■ **RECORDS SHOWN**:

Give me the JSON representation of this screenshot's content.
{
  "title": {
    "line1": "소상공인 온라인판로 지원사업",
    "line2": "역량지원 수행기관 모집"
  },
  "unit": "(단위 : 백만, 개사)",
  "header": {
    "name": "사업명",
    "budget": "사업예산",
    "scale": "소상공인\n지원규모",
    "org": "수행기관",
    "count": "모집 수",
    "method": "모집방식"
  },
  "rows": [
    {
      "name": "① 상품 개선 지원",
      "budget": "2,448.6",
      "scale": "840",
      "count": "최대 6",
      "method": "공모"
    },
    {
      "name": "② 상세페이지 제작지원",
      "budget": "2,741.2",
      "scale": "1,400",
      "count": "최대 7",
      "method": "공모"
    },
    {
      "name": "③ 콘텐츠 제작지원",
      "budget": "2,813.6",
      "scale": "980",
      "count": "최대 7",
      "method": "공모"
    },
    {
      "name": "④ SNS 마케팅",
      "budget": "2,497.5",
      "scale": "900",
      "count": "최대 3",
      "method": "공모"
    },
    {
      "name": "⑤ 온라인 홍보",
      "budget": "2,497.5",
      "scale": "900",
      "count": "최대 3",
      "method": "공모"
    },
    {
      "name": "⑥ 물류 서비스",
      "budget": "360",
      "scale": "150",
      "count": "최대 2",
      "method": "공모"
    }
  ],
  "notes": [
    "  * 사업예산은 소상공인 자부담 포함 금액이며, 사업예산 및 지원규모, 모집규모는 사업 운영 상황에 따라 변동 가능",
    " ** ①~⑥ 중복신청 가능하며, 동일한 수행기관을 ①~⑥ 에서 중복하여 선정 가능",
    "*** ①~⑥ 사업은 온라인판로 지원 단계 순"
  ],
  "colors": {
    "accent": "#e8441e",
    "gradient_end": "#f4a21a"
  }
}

■ **TASK GOAL**: Copy the material above verbatim.

■ **TASK RESULT**:
Give me the JSON representation of this screenshot's content.
{
  "title": {
    "line1": "소상공인 온라인판로 지원사업",
    "line2": "역량지원 수행기관 모집"
  },
  "unit": "(단위 : 백만, 개사)",
  "header": {
    "name": "사업명",
    "budget": "사업예산",
    "scale": "소상공인\n지원규모",
    "org": "수행기관",
    "count": "모집 수",
    "method": "모집방식"
  },
  "rows": [
    {
      "name": "① 상품 개선 지원",
      "budget": "2,448.6",
      "scale": "840",
      "count": "최대 6",
      "method": "공모"
    },
    {
      "name": "② 상세페이지 제작지원",
      "budget": "2,741.2",
      "scale": "1,400",
      "count": "최대 7",
      "method": "공모"
    },
    {
      "name": "③ 콘텐츠 제작지원",
      "budget": "2,813.6",
      "scale": "980",
      "count": "최대 7",
      "method": "공모"
    },
    {
      "name": "④ SNS 마케팅",
      "budget": "2,497.5",
      "scale": "900",
      "count": "최대 3",
      "method": "공모"
    },
    {
      "name": "⑤ 온라인 홍보",
      "budget": "2,497.5",
      "scale": "900",
      "count": "최대 3",
      "method": "공모"
    },
    {
      "name": "⑥ 물류 서비스",
      "budget": "360",
      "scale": "150",
      "count": "최대 2",
      "method": "공모"
    }
  ],
  "notes": [
    "  * 사업예산은 소상공인 자부담 포함 금액이며, 사업예산 및 지원규모, 모집규모는 사업 운영 상황에 따라 변동 가능",
    " ** ①~⑥ 중복신청 가능하며, 동일한 수행기관을 ①~⑥ 에서 중복하여 선정 가능",
    "*** ①~⑥ 사업은 온라인판로 지원 단계 순"
  ],
  "colors": {
    "accent": "#e8441e",
    "gradient_end": "#f4a21a"
  }
}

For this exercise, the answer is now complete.